EXERCISE DATA →
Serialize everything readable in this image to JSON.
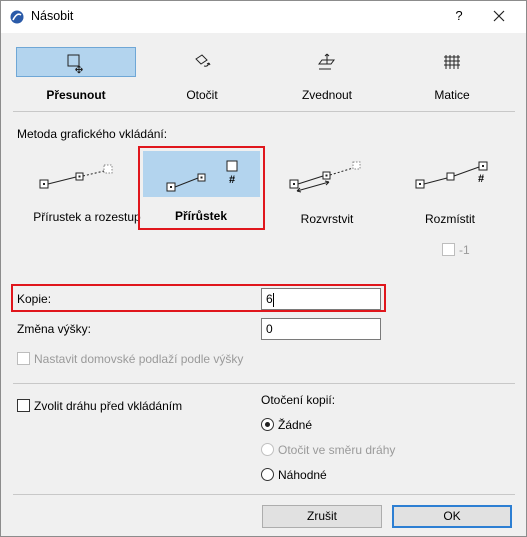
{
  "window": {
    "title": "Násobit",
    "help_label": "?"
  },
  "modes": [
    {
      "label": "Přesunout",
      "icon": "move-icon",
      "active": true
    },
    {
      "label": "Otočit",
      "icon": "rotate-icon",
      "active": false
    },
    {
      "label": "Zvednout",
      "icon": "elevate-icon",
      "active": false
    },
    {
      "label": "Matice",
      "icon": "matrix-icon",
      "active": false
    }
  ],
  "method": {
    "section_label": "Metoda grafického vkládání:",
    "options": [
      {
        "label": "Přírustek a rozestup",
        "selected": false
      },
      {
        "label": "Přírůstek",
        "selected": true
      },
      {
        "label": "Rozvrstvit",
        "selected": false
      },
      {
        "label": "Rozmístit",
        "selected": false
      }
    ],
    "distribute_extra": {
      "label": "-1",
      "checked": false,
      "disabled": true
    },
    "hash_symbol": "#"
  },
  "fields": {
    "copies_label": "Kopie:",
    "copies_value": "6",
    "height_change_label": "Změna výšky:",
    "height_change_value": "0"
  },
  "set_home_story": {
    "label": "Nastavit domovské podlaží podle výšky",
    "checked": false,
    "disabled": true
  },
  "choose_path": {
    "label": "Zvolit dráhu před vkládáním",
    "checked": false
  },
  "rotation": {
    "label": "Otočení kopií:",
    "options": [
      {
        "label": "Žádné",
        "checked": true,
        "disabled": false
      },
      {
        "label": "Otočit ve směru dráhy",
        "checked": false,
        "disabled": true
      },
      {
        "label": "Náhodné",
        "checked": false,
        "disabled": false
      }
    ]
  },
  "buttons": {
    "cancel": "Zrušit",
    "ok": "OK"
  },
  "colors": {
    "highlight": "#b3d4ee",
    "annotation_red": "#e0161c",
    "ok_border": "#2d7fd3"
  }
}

---

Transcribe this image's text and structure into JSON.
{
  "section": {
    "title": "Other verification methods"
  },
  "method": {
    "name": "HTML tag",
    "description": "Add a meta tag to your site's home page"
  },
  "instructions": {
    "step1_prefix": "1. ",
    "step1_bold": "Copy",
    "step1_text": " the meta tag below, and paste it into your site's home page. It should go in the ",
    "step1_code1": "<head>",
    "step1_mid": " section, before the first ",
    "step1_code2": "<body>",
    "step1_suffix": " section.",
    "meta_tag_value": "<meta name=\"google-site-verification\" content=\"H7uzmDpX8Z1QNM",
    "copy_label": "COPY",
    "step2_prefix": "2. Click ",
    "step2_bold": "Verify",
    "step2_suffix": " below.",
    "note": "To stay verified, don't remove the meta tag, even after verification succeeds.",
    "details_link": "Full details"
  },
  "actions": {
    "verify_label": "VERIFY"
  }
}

WHAT IS NEEDED →
Check each line above for the string "checked" and show the ones that have it.

TASK OUTPUT →
      "checked": false,
    "checked": false,
    "checked": false
        "checked": true,
        "checked": false,
        "checked": false,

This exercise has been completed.